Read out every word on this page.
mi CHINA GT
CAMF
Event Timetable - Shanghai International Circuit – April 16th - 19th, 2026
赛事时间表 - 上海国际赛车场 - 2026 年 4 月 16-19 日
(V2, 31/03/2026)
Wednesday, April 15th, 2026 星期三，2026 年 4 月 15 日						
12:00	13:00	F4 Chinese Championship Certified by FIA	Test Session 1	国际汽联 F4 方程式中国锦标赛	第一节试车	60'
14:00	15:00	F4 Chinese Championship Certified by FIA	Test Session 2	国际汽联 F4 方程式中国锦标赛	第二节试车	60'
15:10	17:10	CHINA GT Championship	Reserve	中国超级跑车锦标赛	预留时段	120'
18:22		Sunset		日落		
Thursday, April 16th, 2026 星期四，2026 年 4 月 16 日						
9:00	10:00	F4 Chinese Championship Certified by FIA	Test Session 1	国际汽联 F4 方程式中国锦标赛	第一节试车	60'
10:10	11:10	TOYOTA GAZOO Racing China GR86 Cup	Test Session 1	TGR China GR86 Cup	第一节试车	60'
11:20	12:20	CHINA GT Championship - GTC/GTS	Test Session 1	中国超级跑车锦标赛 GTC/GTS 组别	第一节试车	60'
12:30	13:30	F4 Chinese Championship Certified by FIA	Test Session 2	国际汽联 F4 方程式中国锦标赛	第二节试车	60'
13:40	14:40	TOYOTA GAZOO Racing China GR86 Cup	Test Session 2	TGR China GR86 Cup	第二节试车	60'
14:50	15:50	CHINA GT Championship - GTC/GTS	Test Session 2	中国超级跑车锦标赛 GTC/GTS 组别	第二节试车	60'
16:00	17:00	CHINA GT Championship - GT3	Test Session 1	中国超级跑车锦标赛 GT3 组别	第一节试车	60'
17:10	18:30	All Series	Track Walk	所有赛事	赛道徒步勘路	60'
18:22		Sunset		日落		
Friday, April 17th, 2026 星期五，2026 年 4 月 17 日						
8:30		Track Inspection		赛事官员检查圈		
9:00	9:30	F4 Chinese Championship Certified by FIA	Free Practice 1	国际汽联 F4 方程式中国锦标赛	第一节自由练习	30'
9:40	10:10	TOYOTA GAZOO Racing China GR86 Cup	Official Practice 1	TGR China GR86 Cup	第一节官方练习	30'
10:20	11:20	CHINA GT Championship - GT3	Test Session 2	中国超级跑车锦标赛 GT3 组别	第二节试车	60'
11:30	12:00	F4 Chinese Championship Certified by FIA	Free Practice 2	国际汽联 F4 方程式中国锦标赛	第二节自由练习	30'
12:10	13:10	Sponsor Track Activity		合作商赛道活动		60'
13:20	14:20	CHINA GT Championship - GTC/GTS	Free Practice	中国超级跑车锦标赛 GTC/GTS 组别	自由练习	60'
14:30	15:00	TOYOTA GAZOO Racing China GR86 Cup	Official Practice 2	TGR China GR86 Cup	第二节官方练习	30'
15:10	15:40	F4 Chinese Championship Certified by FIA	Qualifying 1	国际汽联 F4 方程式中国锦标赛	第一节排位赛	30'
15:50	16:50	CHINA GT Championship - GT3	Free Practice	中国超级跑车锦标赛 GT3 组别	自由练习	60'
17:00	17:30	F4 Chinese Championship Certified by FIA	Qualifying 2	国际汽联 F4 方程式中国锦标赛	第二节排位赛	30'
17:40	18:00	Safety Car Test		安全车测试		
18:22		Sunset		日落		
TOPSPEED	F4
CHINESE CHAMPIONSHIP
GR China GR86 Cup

_Task to complete_:
Gather up every line in the data above that contains the word "国际汽联", copying each one.

_Result_:
12:00	13:00	F4 Chinese Championship Certified by FIA	Test Session 1	国际汽联 F4 方程式中国锦标赛	第一节试车	60'
14:00	15:00	F4 Chinese Championship Certified by FIA	Test Session 2	国际汽联 F4 方程式中国锦标赛	第二节试车	60'
9:00	10:00	F4 Chinese Championship Certified by FIA	Test Session 1	国际汽联 F4 方程式中国锦标赛	第一节试车	60'
12:30	13:30	F4 Chinese Championship Certified by FIA	Test Session 2	国际汽联 F4 方程式中国锦标赛	第二节试车	60'
9:00	9:30	F4 Chinese Championship Certified by FIA	Free Practice 1	国际汽联 F4 方程式中国锦标赛	第一节自由练习	30'
11:30	12:00	F4 Chinese Championship Certified by FIA	Free Practice 2	国际汽联 F4 方程式中国锦标赛	第二节自由练习	30'
15:10	15:40	F4 Chinese Championship Certified by FIA	Qualifying 1	国际汽联 F4 方程式中国锦标赛	第一节排位赛	30'
17:00	17:30	F4 Chinese Championship Certified by FIA	Qualifying 2	国际汽联 F4 方程式中国锦标赛	第二节排位赛	30'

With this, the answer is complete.